Stored entries:
+++++
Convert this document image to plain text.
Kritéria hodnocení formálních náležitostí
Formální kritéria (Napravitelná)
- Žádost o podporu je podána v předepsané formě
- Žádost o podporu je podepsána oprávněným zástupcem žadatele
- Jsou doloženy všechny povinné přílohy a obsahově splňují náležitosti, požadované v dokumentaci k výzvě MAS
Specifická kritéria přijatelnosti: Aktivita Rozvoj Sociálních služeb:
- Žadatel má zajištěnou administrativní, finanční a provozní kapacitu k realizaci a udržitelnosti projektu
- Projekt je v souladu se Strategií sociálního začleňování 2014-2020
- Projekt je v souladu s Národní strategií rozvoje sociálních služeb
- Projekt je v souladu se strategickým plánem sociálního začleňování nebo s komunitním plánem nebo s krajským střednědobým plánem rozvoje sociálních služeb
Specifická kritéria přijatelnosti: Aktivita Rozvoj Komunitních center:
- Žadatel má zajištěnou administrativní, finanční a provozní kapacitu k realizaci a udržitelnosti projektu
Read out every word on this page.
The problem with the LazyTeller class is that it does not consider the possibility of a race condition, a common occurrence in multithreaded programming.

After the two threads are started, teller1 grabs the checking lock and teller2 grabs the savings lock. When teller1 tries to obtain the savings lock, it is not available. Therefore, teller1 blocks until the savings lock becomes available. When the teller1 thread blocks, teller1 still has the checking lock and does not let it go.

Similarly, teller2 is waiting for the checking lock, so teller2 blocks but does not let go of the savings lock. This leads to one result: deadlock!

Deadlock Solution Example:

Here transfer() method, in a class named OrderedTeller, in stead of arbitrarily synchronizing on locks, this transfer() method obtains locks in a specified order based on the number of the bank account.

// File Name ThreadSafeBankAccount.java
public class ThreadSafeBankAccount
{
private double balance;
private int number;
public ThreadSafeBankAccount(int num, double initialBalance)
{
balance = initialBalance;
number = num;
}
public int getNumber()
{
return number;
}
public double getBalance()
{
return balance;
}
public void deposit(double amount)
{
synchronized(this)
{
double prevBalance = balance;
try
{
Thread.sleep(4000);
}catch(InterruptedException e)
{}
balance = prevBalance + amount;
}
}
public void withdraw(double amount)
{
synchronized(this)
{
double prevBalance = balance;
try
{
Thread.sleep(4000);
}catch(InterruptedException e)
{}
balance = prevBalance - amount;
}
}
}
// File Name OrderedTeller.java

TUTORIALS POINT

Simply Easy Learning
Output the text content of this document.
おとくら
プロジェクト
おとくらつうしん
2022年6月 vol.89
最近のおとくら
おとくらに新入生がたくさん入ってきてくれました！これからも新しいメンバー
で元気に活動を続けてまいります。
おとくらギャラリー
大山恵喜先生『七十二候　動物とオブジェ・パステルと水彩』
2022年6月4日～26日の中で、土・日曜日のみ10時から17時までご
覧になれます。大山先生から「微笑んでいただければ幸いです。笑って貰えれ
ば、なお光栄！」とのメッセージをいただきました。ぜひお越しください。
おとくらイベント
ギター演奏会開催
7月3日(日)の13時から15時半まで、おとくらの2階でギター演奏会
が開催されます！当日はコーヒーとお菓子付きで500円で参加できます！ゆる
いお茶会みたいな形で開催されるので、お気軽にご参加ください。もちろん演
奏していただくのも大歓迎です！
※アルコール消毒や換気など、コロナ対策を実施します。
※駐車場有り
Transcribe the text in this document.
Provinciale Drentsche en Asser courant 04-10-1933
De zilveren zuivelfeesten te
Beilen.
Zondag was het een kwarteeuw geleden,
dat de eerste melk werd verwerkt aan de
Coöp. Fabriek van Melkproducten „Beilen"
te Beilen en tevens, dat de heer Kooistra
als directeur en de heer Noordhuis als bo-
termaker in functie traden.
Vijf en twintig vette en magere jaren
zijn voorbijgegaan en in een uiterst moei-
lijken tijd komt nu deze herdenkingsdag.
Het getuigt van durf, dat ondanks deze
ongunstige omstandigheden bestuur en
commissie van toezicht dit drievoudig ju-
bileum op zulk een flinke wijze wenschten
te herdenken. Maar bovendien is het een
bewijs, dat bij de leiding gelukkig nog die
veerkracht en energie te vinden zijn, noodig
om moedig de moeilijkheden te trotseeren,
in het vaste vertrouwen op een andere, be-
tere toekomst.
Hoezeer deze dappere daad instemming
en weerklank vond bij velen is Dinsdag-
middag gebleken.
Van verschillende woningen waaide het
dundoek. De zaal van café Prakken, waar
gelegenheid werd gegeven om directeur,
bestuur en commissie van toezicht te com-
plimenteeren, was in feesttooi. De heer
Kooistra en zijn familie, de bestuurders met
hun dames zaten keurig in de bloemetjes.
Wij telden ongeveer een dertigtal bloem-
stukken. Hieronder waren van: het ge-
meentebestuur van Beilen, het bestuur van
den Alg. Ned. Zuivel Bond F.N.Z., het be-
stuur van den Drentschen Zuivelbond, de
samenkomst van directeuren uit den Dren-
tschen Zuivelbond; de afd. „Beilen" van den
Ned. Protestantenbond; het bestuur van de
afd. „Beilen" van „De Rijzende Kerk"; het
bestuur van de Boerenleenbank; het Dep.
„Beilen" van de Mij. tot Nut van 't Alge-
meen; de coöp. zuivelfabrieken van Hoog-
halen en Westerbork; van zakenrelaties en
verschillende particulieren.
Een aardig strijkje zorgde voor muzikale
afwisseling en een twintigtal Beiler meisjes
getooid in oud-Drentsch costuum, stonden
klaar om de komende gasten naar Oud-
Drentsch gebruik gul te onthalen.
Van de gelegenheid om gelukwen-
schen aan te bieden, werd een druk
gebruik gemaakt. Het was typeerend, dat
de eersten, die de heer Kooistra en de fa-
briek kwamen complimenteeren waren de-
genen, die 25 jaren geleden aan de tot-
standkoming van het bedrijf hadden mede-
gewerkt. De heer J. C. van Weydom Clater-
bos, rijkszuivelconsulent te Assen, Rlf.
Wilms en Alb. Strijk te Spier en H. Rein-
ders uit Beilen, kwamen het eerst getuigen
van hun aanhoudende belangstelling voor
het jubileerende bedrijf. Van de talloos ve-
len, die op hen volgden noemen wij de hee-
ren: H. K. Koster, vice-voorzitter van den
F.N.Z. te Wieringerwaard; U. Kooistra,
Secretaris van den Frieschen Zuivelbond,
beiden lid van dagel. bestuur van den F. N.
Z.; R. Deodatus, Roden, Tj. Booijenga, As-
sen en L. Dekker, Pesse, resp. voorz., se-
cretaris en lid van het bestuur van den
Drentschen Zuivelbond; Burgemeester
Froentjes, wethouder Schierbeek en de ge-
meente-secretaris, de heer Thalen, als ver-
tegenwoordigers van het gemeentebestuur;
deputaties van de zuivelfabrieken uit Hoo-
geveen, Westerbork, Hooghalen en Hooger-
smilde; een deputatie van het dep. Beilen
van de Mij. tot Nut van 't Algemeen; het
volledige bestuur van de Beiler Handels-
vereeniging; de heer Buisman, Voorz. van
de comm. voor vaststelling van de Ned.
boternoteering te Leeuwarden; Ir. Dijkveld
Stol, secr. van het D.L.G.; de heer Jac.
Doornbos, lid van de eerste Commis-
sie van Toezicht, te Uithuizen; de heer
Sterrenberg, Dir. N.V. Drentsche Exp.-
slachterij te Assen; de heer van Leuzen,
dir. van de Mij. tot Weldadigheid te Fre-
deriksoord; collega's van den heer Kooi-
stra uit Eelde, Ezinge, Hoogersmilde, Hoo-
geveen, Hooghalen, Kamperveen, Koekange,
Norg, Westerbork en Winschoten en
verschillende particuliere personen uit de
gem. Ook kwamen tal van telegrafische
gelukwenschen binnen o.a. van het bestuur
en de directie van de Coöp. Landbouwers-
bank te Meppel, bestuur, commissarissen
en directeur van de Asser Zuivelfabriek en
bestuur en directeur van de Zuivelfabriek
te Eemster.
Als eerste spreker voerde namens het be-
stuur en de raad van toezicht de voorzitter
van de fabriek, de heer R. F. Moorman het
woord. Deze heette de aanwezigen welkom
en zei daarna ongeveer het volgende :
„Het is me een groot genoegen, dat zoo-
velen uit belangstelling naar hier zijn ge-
+++++
■ **PROMPT**: Take every line from the data that contains the word "geveen".

■ **WORKED ANSWER**:
geveen, Westerbork, Hooghalen en Hooger-
geveen, Hooghalen, Kamperveen, Koekange,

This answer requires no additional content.